## Raw records
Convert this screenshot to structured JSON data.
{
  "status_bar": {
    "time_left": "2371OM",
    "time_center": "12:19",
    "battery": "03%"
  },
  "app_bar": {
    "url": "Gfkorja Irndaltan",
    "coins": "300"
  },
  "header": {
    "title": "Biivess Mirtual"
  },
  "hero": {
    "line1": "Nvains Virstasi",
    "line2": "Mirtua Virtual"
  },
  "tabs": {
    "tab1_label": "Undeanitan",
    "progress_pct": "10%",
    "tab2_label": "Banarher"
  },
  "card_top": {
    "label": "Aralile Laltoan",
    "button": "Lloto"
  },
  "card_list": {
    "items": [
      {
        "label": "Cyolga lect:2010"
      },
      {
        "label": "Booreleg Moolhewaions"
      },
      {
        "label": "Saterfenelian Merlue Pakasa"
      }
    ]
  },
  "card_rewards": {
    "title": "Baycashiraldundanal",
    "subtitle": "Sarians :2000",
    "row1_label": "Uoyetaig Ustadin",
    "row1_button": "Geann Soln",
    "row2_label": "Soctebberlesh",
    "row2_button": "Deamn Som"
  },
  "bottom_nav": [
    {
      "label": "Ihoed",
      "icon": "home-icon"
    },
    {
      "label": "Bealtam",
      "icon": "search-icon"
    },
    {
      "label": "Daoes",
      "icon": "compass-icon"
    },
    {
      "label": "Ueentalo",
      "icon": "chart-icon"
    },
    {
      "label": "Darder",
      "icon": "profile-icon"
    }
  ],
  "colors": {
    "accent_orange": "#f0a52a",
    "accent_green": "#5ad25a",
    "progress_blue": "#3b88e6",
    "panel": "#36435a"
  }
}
==
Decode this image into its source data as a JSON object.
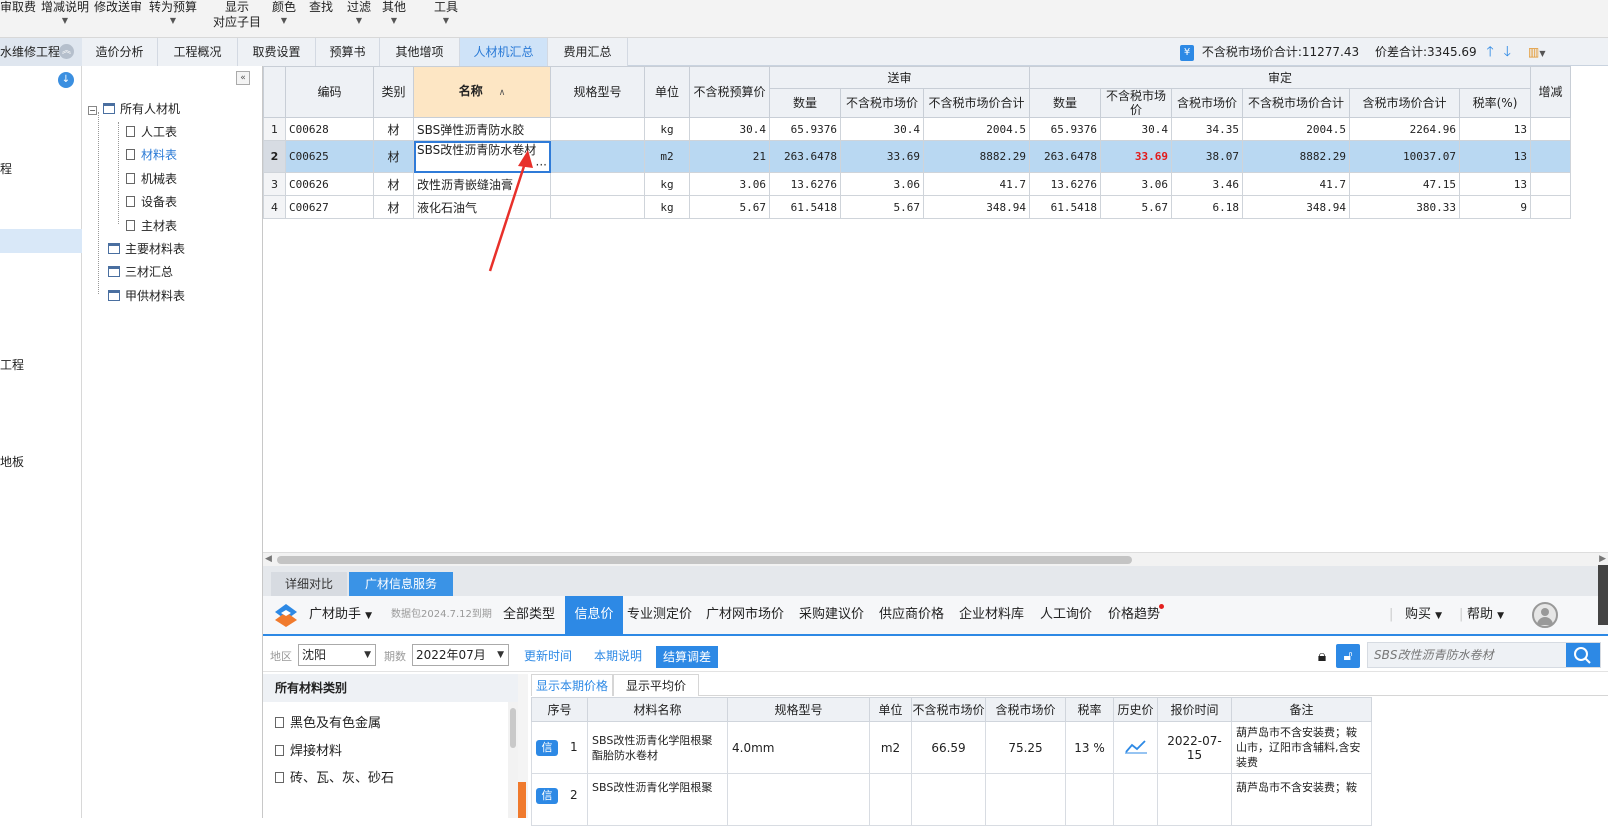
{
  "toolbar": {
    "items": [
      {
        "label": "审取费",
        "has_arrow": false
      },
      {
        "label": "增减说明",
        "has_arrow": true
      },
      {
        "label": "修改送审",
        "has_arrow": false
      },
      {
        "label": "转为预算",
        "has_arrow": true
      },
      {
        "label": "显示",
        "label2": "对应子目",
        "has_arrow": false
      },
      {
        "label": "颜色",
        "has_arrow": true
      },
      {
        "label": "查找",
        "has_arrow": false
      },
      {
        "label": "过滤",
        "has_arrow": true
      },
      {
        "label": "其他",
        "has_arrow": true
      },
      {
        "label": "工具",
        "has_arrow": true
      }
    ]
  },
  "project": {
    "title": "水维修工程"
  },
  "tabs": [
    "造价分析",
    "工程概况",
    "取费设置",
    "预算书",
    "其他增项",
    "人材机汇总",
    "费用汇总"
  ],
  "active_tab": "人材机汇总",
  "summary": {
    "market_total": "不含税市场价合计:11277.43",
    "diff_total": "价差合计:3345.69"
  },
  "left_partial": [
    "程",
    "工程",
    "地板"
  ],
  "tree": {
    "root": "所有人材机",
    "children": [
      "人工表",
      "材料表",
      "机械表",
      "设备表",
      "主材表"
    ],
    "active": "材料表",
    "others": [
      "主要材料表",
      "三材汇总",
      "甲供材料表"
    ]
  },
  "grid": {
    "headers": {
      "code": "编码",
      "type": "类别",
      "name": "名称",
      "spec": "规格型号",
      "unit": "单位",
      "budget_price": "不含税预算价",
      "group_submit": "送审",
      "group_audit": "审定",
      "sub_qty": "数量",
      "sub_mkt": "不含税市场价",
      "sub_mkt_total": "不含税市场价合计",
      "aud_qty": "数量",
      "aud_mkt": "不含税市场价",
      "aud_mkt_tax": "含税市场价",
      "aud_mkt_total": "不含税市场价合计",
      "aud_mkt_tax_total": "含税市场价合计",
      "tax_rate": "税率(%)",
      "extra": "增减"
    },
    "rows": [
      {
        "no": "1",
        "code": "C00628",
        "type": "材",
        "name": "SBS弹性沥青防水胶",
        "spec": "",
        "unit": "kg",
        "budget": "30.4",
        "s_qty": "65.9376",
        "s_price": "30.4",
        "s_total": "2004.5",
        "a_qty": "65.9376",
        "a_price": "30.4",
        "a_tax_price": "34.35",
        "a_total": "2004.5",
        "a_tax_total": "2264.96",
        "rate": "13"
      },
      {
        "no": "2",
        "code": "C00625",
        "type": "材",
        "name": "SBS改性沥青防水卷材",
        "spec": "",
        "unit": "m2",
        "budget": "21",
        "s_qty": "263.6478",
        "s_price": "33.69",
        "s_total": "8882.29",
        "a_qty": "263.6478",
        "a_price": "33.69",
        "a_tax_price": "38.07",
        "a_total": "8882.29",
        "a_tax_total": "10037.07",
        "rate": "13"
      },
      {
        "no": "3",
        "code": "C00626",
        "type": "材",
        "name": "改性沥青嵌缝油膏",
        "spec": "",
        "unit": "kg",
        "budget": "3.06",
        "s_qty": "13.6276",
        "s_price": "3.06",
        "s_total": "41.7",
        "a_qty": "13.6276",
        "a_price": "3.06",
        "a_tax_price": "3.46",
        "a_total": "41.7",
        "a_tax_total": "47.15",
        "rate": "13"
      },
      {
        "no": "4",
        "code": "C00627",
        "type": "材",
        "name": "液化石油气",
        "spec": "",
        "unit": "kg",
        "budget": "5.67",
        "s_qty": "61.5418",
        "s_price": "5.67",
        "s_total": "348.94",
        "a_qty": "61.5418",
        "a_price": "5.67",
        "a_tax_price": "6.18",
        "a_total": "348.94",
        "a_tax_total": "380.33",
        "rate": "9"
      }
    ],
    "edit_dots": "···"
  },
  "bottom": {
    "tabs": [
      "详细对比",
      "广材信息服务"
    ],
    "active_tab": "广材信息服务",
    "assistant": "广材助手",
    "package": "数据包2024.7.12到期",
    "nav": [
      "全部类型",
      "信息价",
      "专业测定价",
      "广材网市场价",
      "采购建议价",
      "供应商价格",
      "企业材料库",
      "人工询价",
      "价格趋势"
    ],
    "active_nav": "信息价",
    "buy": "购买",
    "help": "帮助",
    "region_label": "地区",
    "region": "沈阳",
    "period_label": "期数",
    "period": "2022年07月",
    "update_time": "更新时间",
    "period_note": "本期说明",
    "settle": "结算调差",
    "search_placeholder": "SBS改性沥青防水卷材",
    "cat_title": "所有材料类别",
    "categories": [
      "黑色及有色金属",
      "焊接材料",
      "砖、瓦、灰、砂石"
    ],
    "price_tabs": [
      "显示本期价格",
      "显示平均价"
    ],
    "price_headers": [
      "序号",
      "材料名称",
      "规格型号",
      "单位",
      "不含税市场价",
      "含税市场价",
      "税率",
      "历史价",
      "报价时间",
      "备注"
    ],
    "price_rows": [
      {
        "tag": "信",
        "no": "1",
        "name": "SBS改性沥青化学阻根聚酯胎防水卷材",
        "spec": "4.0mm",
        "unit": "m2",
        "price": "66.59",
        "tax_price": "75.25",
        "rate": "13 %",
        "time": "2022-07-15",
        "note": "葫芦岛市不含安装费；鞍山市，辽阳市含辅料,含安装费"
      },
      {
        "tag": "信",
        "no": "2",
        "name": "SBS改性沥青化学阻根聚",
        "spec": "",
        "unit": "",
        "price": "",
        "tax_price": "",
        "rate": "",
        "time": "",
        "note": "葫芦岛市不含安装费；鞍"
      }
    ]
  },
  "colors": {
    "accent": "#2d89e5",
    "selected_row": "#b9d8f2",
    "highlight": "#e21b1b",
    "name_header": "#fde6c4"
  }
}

## What you need to do
Write down every line of the data above that includes the string "不含税市场价合计".

## In response
    "market_total": "不含税市场价合计:11277.43",
      "sub_mkt_total": "不含税市场价合计",
      "aud_mkt_total": "不含税市场价合计",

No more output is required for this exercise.